> Task requirements: Each line below must be set down exactly; omit any image you find.

Stored records

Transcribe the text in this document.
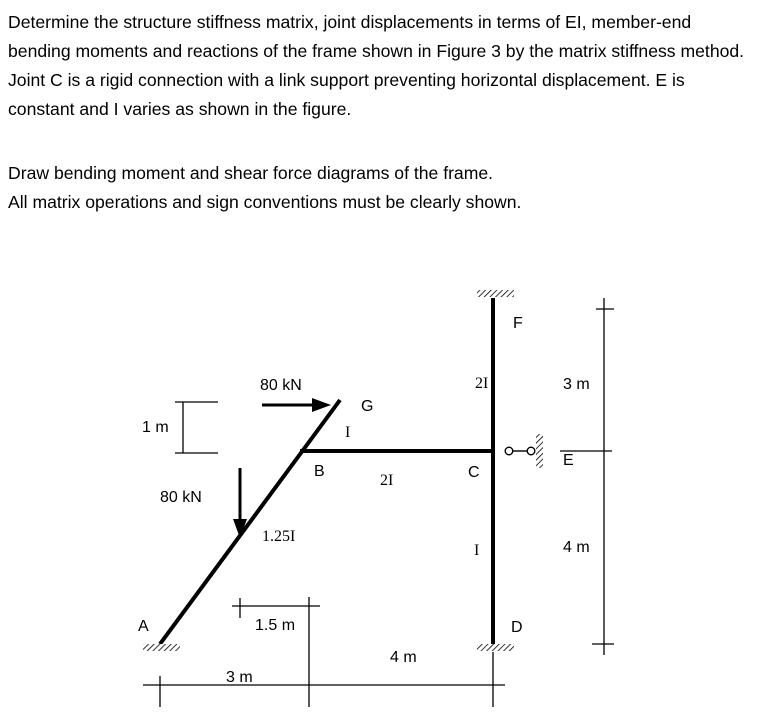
Determine the structure stiffness matrix, joint displacements in terms of EI, member-end bending moments and reactions of the frame shown in Figure 3 by the matrix stiffness method. Joint C is a rigid connection with a link support preventing horizontal displacement. E is constant and I varies as shown in the figure.

Draw bending moment and shear force diagrams of the frame.

All matrix operations and sign conventions must be clearly shown.

A
B	C
D
E
F
G
80 kN
80 kN
1.25I
I
2I
2I
I
1 m
1.5 m
3 m
4 m
3 m
4 m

> Exercise output:
Transcribe the text in this document.
Determine the structure stiffness matrix, joint displacements in terms of EI, member-end bending moments and reactions of the frame shown in Figure 3 by the matrix stiffness method. Joint C is a rigid connection with a link support preventing horizontal displacement. E is constant and I varies as shown in the figure.

Draw bending moment and shear force diagrams of the frame.

All matrix operations and sign conventions must be clearly shown.

A
B	C
D
E
F
G
80 kN
80 kN
1.25I
I
2I
2I
I
1 m
1.5 m
3 m
4 m
3 m
4 m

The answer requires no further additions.